• YOUR TASK
Can you give all the records again without altering a single character?

• Stored data entries
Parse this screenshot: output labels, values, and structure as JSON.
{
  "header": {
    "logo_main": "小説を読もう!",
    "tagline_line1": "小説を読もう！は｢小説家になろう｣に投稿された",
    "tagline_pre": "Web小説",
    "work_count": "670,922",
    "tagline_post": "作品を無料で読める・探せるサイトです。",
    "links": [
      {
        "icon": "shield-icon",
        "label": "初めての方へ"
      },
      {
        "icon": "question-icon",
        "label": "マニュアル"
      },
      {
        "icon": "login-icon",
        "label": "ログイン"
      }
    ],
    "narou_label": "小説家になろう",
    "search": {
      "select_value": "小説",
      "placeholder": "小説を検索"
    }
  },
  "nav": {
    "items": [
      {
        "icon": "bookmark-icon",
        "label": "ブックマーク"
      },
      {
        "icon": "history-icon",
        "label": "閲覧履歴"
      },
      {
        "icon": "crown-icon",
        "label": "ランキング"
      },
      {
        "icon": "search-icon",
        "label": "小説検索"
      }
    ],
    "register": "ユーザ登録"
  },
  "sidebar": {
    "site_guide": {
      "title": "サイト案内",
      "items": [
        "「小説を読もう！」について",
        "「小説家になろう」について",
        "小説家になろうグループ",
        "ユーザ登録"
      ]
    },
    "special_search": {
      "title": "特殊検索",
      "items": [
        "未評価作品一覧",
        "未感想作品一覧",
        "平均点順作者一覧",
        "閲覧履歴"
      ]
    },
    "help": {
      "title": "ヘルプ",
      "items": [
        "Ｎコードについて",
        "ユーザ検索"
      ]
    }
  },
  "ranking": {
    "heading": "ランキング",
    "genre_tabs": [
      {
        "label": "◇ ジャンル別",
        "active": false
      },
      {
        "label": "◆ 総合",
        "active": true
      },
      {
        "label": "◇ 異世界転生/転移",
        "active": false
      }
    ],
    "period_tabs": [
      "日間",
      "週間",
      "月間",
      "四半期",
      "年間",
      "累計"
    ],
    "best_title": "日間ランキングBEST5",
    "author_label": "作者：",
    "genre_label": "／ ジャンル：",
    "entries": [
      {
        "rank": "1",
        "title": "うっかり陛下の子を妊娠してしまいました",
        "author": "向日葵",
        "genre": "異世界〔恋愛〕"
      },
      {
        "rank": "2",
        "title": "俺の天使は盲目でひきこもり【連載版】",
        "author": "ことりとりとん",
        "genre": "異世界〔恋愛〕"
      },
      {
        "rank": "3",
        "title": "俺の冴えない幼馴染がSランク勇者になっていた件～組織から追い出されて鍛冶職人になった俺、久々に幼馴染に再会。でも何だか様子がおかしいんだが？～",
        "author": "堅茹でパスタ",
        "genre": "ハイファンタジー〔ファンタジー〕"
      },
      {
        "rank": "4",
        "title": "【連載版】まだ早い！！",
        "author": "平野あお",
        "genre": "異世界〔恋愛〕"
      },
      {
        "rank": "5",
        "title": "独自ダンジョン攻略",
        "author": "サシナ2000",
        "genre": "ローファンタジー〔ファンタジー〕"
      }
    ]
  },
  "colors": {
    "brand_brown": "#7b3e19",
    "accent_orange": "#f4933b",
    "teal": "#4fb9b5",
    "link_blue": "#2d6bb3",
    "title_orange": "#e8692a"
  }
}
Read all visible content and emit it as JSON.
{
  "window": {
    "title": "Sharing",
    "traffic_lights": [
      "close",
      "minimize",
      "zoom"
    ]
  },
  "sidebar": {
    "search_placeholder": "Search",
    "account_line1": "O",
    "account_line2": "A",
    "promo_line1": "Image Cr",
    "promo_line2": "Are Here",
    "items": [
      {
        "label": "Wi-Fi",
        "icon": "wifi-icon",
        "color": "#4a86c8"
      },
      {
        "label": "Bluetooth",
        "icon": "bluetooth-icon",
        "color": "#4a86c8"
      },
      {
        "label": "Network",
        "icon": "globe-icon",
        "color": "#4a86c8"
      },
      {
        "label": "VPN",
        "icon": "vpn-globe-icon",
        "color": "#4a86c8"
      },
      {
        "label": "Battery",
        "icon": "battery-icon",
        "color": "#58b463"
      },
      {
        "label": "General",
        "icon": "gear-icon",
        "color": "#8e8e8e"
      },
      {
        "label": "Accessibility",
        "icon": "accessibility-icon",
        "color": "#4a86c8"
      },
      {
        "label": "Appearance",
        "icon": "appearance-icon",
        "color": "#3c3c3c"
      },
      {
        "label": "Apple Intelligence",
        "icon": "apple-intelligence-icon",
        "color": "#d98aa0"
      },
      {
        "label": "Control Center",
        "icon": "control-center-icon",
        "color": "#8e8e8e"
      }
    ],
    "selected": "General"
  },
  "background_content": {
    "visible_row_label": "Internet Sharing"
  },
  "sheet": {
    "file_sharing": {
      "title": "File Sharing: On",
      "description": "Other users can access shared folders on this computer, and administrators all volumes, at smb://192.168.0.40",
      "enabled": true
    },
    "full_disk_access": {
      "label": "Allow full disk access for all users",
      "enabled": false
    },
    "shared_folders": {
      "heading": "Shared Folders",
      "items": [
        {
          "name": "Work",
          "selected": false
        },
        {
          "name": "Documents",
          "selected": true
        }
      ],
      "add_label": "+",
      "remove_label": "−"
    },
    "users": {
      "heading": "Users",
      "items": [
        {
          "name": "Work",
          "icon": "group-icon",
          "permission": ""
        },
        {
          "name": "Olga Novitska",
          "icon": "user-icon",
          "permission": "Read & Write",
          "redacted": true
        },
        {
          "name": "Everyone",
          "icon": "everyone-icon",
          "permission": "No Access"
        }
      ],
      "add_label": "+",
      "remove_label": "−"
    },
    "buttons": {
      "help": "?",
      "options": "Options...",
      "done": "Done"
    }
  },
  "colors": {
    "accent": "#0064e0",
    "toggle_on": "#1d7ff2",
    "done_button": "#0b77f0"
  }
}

• COMPLETE RESPONSE
Parse this screenshot: output labels, values, and structure as JSON.
{
  "header": {
    "logo_main": "小説を読もう!",
    "tagline_line1": "小説を読もう！は｢小説家になろう｣に投稿された",
    "tagline_pre": "Web小説",
    "work_count": "670,922",
    "tagline_post": "作品を無料で読める・探せるサイトです。",
    "links": [
      {
        "icon": "shield-icon",
        "label": "初めての方へ"
      },
      {
        "icon": "question-icon",
        "label": "マニュアル"
      },
      {
        "icon": "login-icon",
        "label": "ログイン"
      }
    ],
    "narou_label": "小説家になろう",
    "search": {
      "select_value": "小説",
      "placeholder": "小説を検索"
    }
  },
  "nav": {
    "items": [
      {
        "icon": "bookmark-icon",
        "label": "ブックマーク"
      },
      {
        "icon": "history-icon",
        "label": "閲覧履歴"
      },
      {
        "icon": "crown-icon",
        "label": "ランキング"
      },
      {
        "icon": "search-icon",
        "label": "小説検索"
      }
    ],
    "register": "ユーザ登録"
  },
  "sidebar": {
    "site_guide": {
      "title": "サイト案内",
      "items": [
        "「小説を読もう！」について",
        "「小説家になろう」について",
        "小説家になろうグループ",
        "ユーザ登録"
      ]
    },
    "special_search": {
      "title": "特殊検索",
      "items": [
        "未評価作品一覧",
        "未感想作品一覧",
        "平均点順作者一覧",
        "閲覧履歴"
      ]
    },
    "help": {
      "title": "ヘルプ",
      "items": [
        "Ｎコードについて",
        "ユーザ検索"
      ]
    }
  },
  "ranking": {
    "heading": "ランキング",
    "genre_tabs": [
      {
        "label": "◇ ジャンル別",
        "active": false
      },
      {
        "label": "◆ 総合",
        "active": true
      },
      {
        "label": "◇ 異世界転生/転移",
        "active": false
      }
    ],
    "period_tabs": [
      "日間",
      "週間",
      "月間",
      "四半期",
      "年間",
      "累計"
    ],
    "best_title": "日間ランキングBEST5",
    "author_label": "作者：",
    "genre_label": "／ ジャンル：",
    "entries": [
      {
        "rank": "1",
        "title": "うっかり陛下の子を妊娠してしまいました",
        "author": "向日葵",
        "genre": "異世界〔恋愛〕"
      },
      {
        "rank": "2",
        "title": "俺の天使は盲目でひきこもり【連載版】",
        "author": "ことりとりとん",
        "genre": "異世界〔恋愛〕"
      },
      {
        "rank": "3",
        "title": "俺の冴えない幼馴染がSランク勇者になっていた件～組織から追い出されて鍛冶職人になった俺、久々に幼馴染に再会。でも何だか様子がおかしいんだが？～",
        "author": "堅茹でパスタ",
        "genre": "ハイファンタジー〔ファンタジー〕"
      },
      {
        "rank": "4",
        "title": "【連載版】まだ早い！！",
        "author": "平野あお",
        "genre": "異世界〔恋愛〕"
      },
      {
        "rank": "5",
        "title": "独自ダンジョン攻略",
        "author": "サシナ2000",
        "genre": "ローファンタジー〔ファンタジー〕"
      }
    ]
  },
  "colors": {
    "brand_brown": "#7b3e19",
    "accent_orange": "#f4933b",
    "teal": "#4fb9b5",
    "link_blue": "#2d6bb3",
    "title_orange": "#e8692a"
  }
}
Read all visible content and emit it as JSON.
{
  "window": {
    "title": "Sharing",
    "traffic_lights": [
      "close",
      "minimize",
      "zoom"
    ]
  },
  "sidebar": {
    "search_placeholder": "Search",
    "account_line1": "O",
    "account_line2": "A",
    "promo_line1": "Image Cr",
    "promo_line2": "Are Here",
    "items": [
      {
        "label": "Wi-Fi",
        "icon": "wifi-icon",
        "color": "#4a86c8"
      },
      {
        "label": "Bluetooth",
        "icon": "bluetooth-icon",
        "color": "#4a86c8"
      },
      {
        "label": "Network",
        "icon": "globe-icon",
        "color": "#4a86c8"
      },
      {
        "label": "VPN",
        "icon": "vpn-globe-icon",
        "color": "#4a86c8"
      },
      {
        "label": "Battery",
        "icon": "battery-icon",
        "color": "#58b463"
      },
      {
        "label": "General",
        "icon": "gear-icon",
        "color": "#8e8e8e"
      },
      {
        "label": "Accessibility",
        "icon": "accessibility-icon",
        "color": "#4a86c8"
      },
      {
        "label": "Appearance",
        "icon": "appearance-icon",
        "color": "#3c3c3c"
      },
      {
        "label": "Apple Intelligence",
        "icon": "apple-intelligence-icon",
        "color": "#d98aa0"
      },
      {
        "label": "Control Center",
        "icon": "control-center-icon",
        "color": "#8e8e8e"
      }
    ],
    "selected": "General"
  },
  "background_content": {
    "visible_row_label": "Internet Sharing"
  },
  "sheet": {
    "file_sharing": {
      "title": "File Sharing: On",
      "description": "Other users can access shared folders on this computer, and administrators all volumes, at smb://192.168.0.40",
      "enabled": true
    },
    "full_disk_access": {
      "label": "Allow full disk access for all users",
      "enabled": false
    },
    "shared_folders": {
      "heading": "Shared Folders",
      "items": [
        {
          "name": "Work",
          "selected": false
        },
        {
          "name": "Documents",
          "selected": true
        }
      ],
      "add_label": "+",
      "remove_label": "−"
    },
    "users": {
      "heading": "Users",
      "items": [
        {
          "name": "Work",
          "icon": "group-icon",
          "permission": ""
        },
        {
          "name": "Olga Novitska",
          "icon": "user-icon",
          "permission": "Read & Write",
          "redacted": true
        },
        {
          "name": "Everyone",
          "icon": "everyone-icon",
          "permission": "No Access"
        }
      ],
      "add_label": "+",
      "remove_label": "−"
    },
    "buttons": {
      "help": "?",
      "options": "Options...",
      "done": "Done"
    }
  },
  "colors": {
    "accent": "#0064e0",
    "toggle_on": "#1d7ff2",
    "done_button": "#0b77f0"
  }
}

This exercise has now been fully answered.